Extrait du document ->
************

De nombreux autres livres ont été écrits qui explorent le processus mixte de la création. Par contraste, Dramatica est une théorie et est conçue davantage pour éduquer plutôt que d’inspirer.
Pourtant, la motivation à écrire est bel et bien de l’inspiration. Donc, avant de foncer tête baissée dans une explication détaillée, précise et révolutionnaire (selon les auteurs de Dramatica) des histoires, mettons tout en contexte en décrivant la relation de Dramatica avec l’auteur créatif.
Communication
Le processus de communication exige au moins deux parties : le locuteur et le récipiendaire. De plus, pour que la communication ait lieu, le locuteur doit être conscient de l’information ou des sentiments qu’il souhaite transmettre et le récipiendaire doit être capable d’interpréter ce signifié.
De même, l’art de conter nécessite un auteur et des lecteurs. Et pour raconter une histoire, on doit avoir une histoire à raconter. Seulement lorsque l’auteur est conscient du message qu’il souhaite partager, peut-il savoir comment formuler ce message pour qu’il soit précisément reçu.
Il doit être noté qu’un lecteur est plus qu’un participant passif dans le processus de réception d’une histoire qu’on lui conte. Lorsque nous écrivons : C’était une nuit sombre et orageuse, nous avons communiqué un message, bien qu’un peu nébuleux. En plus des mots, une autre force est à l’œuvre qui crée du sens dans l’esprit du lecteur.
Le lecteur lui-même peut avoir évoqué des souvenirs de l’odeur de la pluie fraîche sur de la paille sèche, la peur ressentie devant la fulgurance aveuglante des éclairs ou un sentiment de contentement que remémore la douceur d’un tapis moelleux face au feu rageur d’une cheminée.
Mais tout ce que nous avons écrit était : C’était une nuit sombre et orageuse. Nous n’avons rien mentionné dans cette phrase sur des souvenirs de paille, d’éclairs ou de cheminée. En fait, dès que l’atmosphère est établie, moins il en est dit, plus les lecteurs peuvent imaginer (notre imagination est une faculté et son outil est l’imaginaire).

************

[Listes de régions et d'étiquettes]
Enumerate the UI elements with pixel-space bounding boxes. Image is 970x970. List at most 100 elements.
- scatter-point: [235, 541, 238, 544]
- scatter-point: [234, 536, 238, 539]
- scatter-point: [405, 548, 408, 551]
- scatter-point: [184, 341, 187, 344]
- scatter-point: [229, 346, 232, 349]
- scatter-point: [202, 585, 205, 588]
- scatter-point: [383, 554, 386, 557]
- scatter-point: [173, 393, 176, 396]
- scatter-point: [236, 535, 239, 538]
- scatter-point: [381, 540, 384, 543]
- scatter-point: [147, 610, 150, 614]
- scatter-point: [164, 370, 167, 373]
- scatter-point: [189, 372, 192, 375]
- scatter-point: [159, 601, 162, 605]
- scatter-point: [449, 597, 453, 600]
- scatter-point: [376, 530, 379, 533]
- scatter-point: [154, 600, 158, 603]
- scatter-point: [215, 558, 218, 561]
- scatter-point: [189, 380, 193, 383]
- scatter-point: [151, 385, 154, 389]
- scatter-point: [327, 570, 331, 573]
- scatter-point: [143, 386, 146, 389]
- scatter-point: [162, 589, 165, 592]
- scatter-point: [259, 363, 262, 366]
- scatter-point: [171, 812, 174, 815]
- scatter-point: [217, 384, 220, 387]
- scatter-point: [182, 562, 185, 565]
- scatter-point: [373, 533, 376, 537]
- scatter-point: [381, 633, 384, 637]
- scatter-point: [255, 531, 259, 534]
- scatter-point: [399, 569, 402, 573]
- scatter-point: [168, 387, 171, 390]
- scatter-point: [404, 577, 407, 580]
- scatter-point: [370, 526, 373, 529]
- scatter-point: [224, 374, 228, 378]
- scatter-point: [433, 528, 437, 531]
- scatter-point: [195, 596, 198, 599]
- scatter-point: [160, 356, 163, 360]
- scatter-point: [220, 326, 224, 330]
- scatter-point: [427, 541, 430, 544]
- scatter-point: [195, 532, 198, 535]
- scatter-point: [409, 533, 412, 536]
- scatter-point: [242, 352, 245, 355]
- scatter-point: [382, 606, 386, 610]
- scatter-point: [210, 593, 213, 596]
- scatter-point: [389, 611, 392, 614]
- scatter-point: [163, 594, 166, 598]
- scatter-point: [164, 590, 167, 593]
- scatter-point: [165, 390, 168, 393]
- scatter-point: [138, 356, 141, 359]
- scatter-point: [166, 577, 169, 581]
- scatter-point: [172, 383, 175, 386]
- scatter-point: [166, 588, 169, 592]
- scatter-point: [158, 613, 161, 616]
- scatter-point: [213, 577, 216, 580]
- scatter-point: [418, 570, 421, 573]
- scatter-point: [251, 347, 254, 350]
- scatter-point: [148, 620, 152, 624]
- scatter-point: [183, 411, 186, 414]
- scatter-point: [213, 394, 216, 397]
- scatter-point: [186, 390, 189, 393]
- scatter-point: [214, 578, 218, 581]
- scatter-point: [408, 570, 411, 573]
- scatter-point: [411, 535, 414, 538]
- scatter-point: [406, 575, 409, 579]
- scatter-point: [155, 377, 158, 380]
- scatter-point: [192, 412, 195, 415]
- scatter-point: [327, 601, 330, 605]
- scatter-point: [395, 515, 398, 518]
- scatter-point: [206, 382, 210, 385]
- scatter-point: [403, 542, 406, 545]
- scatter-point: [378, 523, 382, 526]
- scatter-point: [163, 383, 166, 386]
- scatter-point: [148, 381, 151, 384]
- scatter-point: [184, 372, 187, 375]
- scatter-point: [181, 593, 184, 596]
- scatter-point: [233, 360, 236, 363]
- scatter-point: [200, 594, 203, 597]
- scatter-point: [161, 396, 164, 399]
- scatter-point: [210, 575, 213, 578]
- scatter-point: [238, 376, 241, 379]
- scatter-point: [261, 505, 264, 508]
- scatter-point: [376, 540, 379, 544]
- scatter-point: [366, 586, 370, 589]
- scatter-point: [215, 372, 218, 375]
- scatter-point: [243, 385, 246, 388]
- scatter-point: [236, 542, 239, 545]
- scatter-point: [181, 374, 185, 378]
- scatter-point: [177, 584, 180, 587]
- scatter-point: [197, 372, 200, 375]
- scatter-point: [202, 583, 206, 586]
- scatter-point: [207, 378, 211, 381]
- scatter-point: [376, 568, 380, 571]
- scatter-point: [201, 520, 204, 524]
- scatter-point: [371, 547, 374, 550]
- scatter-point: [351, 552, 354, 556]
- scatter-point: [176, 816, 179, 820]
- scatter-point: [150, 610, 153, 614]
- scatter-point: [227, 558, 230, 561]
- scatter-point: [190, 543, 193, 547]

************

Consignes ->
- 1) Traduisez en anglais cette phrase de l'extrait sur Dramatica : « Le processus de communication exige au moins deux parties : le locuteur et le récipiendaire. »
- 2) Rédigez la suite de l'extrait sur Dramatica et la communication, en reprenant après sa dernière phrase.

Réponses ->
- 1) The communication process requires at least two parties: the speaker and the recipient.

- 2)
Est-ce que les lecteurs ont imaginé ce que nous, les auteurs, avions à l’esprit ? Probablement non. Avons-nous communiqué ? Peu. Nous avons communiqué l’idée d’une nuit sombre et orageuse.
Les lecteurs, cependant, ont fait un gros travail de création par eux-mêmes. Avons-nous raconté une histoire ? Absolument pas !
Grand Argument Story
Comme nous l’avons précisé, une histoire doit être considérée comme un tout. Cette totalité souhaitée se retrouve dans le terme Grand.
Par ailleurs, une histoire dramatique prend son essence dans le conflit. Sans conflit, il n’y a pas d’histoire. La notion d’Argument que met en avant Dramatica se réfère au débat qui, par nature, s’appuie sur le conflit pour s’exprimer. C’est un concept repris aussi par John Truby.
Une question est soulevée : est-ce que raconter une fiction est meilleur que de raconter une non fiction ? Non.
Les histoires ne sont pas meilleures que n’importe quelle autre forme de communication. Elles sont juste différentes.
Pour voir cette différence, nous devons définir le mot histoire afin de pouvoir dire ce qu’est une histoire et ce qu’elle n’est pas. Ici se crée un autre problème. Quel que soit comment l’on définit une histoire, il y aura toujours un auteur quelque part qui trouvera que ce qu’il fait est exclu de la définition et ressentira quelque peu que son travail a été diminué de ne pas avoir été classé en tant qu’histoire.
Plutôt que de prendre le risque de subir l’ire de nombreux auteurs créatifs, Dramatica a limité sa propre définition du mot histoire à un type très spécial d’histoires : le Grand Argument Story.
Comme son nom l’indique, un Grand Argument Story présente un Argument. Pour être Grand, l’Argument doit être complet couvrant toutes les manières qu’un esprit humain doit aborder un problème et montrant que seulement une approche est appropriée à le résoudre.
Manifestement, cela limite considérablement de nombreux travaux importants, artistiques, créatifs, mais ne dénature pas le fait qu’ils sont des histoires, juste qu’ils ne sont pas des Grand Argument Story.
Donc, est-ce qu’un Grand Argument Story est meilleur que d’autres types ? Non. C’est juste un type particulier d’histoires.
Que trouve-t-on dans un Grand Argument Story ?
Un Grand Argument Story est une histoire conceptuellement complète avec une exhaustivité à la fois émotionnelle et logique. il existe un certain nombre de qualités qui déterminent si une histoire est Grand Argument ou non. On retrouve ces qualités dans la structure de l’histoire, ses dynamiques, ses personnages, son thème, son intrigue et son genre.
La structure
Les relations subjacentes entre les parties de l’histoire décrivent sa structure. Un Grand Argument Story a une structure très particulière qui sera soigneusement explorée dans la première partie de la théorie Les éléments de structure.
Les dynamiques
Les parties mobiles, qui évoluent ou qui changent au cours de l’histoire décrivent ses dynamiques. Un Grand Argument Story possède 8 dynamiques essentielles qui seront étudiées dans la seconde partie de la théorie L’art de conter.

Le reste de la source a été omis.